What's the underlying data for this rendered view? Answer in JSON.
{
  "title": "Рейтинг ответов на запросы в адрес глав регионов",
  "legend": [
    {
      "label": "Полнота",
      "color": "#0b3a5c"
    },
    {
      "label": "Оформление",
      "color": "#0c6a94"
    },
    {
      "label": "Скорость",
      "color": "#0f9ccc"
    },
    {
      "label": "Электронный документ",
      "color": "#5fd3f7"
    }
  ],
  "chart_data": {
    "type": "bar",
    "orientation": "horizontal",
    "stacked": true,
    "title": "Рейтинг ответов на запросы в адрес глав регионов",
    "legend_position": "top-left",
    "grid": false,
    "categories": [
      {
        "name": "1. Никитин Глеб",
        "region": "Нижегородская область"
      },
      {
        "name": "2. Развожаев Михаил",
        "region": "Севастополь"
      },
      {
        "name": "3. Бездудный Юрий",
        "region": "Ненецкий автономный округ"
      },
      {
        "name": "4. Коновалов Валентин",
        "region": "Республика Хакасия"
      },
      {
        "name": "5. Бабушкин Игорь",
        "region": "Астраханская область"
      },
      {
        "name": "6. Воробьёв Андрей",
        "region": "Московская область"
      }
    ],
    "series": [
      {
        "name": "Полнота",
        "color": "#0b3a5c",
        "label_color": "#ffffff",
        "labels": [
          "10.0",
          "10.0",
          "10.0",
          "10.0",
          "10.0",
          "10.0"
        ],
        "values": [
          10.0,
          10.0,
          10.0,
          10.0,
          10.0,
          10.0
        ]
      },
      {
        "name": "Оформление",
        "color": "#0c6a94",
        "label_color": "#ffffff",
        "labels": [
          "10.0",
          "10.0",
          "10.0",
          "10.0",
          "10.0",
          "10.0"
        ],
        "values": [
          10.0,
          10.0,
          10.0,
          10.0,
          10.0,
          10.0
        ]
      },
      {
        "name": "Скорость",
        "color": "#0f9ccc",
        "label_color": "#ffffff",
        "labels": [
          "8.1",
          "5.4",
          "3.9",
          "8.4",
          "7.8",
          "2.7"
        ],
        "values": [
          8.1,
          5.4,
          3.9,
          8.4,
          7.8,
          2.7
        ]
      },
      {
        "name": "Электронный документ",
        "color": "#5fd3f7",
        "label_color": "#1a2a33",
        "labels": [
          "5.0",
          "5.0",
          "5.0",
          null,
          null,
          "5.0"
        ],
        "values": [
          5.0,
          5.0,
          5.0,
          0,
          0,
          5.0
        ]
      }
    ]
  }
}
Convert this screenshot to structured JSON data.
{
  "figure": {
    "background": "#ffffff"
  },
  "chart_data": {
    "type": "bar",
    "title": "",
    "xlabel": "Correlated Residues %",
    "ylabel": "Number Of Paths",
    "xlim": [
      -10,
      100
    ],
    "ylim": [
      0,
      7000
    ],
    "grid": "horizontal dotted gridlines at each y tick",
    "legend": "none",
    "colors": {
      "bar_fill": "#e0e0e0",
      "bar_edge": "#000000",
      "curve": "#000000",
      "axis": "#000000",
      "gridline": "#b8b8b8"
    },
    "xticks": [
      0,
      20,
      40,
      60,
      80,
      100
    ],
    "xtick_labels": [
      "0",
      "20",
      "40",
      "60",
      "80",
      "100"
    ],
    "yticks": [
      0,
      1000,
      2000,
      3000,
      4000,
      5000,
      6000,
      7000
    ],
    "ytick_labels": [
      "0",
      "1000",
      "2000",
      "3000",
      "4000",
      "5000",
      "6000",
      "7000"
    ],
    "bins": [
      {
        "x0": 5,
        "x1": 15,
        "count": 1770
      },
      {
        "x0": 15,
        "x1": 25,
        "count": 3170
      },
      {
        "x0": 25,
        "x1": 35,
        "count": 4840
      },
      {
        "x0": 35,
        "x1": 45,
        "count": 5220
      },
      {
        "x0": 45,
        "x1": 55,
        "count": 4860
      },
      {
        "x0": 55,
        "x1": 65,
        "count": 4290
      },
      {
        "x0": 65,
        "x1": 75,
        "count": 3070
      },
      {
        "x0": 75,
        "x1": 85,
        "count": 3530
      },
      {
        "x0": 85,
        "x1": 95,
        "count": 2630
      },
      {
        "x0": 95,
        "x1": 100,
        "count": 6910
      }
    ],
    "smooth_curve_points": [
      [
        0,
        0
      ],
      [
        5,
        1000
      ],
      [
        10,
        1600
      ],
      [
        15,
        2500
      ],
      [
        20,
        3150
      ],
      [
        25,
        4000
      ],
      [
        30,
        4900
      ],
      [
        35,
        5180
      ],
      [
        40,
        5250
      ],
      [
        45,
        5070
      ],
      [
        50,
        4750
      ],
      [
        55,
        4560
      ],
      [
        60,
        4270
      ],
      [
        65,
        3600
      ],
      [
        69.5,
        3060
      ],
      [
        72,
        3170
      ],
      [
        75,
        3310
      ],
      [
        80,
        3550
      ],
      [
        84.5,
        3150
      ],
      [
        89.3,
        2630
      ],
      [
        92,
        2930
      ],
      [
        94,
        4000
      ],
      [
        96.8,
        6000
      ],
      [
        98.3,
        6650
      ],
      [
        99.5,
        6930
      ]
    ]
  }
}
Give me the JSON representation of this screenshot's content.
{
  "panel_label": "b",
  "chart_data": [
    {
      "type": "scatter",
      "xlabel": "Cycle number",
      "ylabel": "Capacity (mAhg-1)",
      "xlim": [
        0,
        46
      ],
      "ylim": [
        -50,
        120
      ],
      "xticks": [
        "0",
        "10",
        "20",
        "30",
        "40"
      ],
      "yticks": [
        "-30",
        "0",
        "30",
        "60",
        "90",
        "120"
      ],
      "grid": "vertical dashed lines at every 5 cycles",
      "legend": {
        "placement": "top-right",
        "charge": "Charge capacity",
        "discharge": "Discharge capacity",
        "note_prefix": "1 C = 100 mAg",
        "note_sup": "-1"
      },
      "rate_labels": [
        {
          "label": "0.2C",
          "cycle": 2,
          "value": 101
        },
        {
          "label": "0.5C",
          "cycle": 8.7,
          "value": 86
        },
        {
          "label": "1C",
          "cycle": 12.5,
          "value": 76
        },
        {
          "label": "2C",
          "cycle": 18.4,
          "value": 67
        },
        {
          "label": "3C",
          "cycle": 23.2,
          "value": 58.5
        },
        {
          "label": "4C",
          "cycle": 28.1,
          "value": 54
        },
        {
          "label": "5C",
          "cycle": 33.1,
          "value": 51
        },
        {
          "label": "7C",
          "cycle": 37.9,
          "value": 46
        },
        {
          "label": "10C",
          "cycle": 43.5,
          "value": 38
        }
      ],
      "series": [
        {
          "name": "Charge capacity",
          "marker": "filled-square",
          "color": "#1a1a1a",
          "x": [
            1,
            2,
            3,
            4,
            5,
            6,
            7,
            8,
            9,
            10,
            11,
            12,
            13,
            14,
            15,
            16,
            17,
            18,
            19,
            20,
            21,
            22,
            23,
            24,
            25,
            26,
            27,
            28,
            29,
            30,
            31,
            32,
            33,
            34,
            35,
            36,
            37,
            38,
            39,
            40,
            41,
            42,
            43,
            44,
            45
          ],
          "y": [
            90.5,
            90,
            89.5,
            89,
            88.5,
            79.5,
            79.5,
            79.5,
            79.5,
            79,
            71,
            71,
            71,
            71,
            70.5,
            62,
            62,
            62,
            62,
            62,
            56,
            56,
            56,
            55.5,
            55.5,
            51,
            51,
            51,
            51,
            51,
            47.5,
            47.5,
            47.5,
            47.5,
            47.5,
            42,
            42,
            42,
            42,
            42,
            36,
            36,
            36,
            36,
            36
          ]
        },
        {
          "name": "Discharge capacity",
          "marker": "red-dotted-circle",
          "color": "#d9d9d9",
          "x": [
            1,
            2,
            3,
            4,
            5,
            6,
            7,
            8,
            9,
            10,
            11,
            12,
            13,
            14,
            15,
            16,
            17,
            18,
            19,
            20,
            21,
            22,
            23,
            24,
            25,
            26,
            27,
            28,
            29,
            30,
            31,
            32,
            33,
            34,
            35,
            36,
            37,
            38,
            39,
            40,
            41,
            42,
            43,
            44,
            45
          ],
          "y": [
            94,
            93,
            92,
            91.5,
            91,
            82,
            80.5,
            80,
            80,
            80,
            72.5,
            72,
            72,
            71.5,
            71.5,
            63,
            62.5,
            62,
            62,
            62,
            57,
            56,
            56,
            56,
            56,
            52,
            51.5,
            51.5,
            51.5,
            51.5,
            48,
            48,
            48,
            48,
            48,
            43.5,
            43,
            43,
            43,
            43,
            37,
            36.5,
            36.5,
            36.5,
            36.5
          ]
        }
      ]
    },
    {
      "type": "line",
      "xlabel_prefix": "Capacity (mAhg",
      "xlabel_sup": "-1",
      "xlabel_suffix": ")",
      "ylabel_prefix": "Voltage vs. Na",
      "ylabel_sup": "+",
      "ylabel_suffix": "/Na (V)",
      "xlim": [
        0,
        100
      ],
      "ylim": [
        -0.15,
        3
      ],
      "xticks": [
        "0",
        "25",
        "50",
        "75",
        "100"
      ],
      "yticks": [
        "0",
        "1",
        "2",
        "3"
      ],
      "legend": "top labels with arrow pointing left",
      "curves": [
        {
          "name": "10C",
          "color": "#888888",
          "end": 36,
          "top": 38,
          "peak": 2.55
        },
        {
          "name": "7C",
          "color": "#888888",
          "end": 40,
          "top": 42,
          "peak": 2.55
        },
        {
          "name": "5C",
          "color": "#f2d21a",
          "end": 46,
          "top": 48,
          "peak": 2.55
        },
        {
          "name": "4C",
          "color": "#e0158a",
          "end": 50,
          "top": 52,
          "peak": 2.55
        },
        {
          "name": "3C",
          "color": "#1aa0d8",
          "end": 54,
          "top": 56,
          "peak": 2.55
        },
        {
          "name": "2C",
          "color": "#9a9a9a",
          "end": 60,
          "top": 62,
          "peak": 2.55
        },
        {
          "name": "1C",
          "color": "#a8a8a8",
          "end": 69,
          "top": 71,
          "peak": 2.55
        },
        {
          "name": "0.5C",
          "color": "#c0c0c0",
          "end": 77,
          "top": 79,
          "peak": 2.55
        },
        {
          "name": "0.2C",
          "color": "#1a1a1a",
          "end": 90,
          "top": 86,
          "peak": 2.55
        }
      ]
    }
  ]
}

--

Task statement —
Copy every line from the entries that contains the word "Электронный".

Response —
      "label": "Электронный документ",
        "name": "Электронный документ",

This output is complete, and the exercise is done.